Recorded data
● ● ● ● ●

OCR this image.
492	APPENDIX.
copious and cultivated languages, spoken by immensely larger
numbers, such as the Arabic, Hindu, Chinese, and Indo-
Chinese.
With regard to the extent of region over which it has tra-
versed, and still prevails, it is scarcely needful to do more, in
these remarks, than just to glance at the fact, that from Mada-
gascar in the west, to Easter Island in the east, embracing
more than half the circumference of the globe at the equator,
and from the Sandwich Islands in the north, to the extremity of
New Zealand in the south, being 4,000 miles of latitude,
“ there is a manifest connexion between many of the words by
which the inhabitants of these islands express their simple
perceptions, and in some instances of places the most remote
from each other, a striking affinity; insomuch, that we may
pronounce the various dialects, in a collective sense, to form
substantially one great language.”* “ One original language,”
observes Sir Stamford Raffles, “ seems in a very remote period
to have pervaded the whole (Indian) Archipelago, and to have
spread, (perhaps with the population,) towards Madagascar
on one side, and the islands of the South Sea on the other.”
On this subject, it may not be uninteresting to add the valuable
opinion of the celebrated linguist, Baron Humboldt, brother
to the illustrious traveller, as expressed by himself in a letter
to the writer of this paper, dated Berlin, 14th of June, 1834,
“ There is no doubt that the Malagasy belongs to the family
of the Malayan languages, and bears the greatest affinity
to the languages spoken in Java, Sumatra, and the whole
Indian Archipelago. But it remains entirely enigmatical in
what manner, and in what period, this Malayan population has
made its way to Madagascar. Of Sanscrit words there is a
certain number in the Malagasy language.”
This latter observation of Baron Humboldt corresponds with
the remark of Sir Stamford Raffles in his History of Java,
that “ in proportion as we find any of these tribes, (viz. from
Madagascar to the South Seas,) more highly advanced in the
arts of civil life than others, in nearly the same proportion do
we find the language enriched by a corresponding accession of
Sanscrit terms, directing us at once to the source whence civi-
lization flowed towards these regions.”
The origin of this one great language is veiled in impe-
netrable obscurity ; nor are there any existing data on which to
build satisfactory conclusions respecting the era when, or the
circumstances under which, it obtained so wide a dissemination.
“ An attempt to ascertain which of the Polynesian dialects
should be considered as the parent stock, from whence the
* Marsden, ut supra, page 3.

● ● ● ● ●

Repeat all the entries exactly as given.

OCR this image.
492	APPENDIX.
copious and cultivated languages, spoken by immensely larger
numbers, such as the Arabic, Hindu, Chinese, and Indo-
Chinese.
With regard to the extent of region over which it has tra-
versed, and still prevails, it is scarcely needful to do more, in
these remarks, than just to glance at the fact, that from Mada-
gascar in the west, to Easter Island in the east, embracing
more than half the circumference of the globe at the equator,
and from the Sandwich Islands in the north, to the extremity of
New Zealand in the south, being 4,000 miles of latitude,
“ there is a manifest connexion between many of the words by
which the inhabitants of these islands express their simple
perceptions, and in some instances of places the most remote
from each other, a striking affinity; insomuch, that we may
pronounce the various dialects, in a collective sense, to form
substantially one great language.”* “ One original language,”
observes Sir Stamford Raffles, “ seems in a very remote period
to have pervaded the whole (Indian) Archipelago, and to have
spread, (perhaps with the population,) towards Madagascar
on one side, and the islands of the South Sea on the other.”
On this subject, it may not be uninteresting to add the valuable
opinion of the celebrated linguist, Baron Humboldt, brother
to the illustrious traveller, as expressed by himself in a letter
to the writer of this paper, dated Berlin, 14th of June, 1834,
“ There is no doubt that the Malagasy belongs to the family
of the Malayan languages, and bears the greatest affinity
to the languages spoken in Java, Sumatra, and the whole
Indian Archipelago. But it remains entirely enigmatical in
what manner, and in what period, this Malayan population has
made its way to Madagascar. Of Sanscrit words there is a
certain number in the Malagasy language.”
This latter observation of Baron Humboldt corresponds with
the remark of Sir Stamford Raffles in his History of Java,
that “ in proportion as we find any of these tribes, (viz. from
Madagascar to the South Seas,) more highly advanced in the
arts of civil life than others, in nearly the same proportion do
we find the language enriched by a corresponding accession of
Sanscrit terms, directing us at once to the source whence civi-
lization flowed towards these regions.”
The origin of this one great language is veiled in impe-
netrable obscurity ; nor are there any existing data on which to
build satisfactory conclusions respecting the era when, or the
circumstances under which, it obtained so wide a dissemination.
“ An attempt to ascertain which of the Polynesian dialects
should be considered as the parent stock, from whence the
* Marsden, ut supra, page 3.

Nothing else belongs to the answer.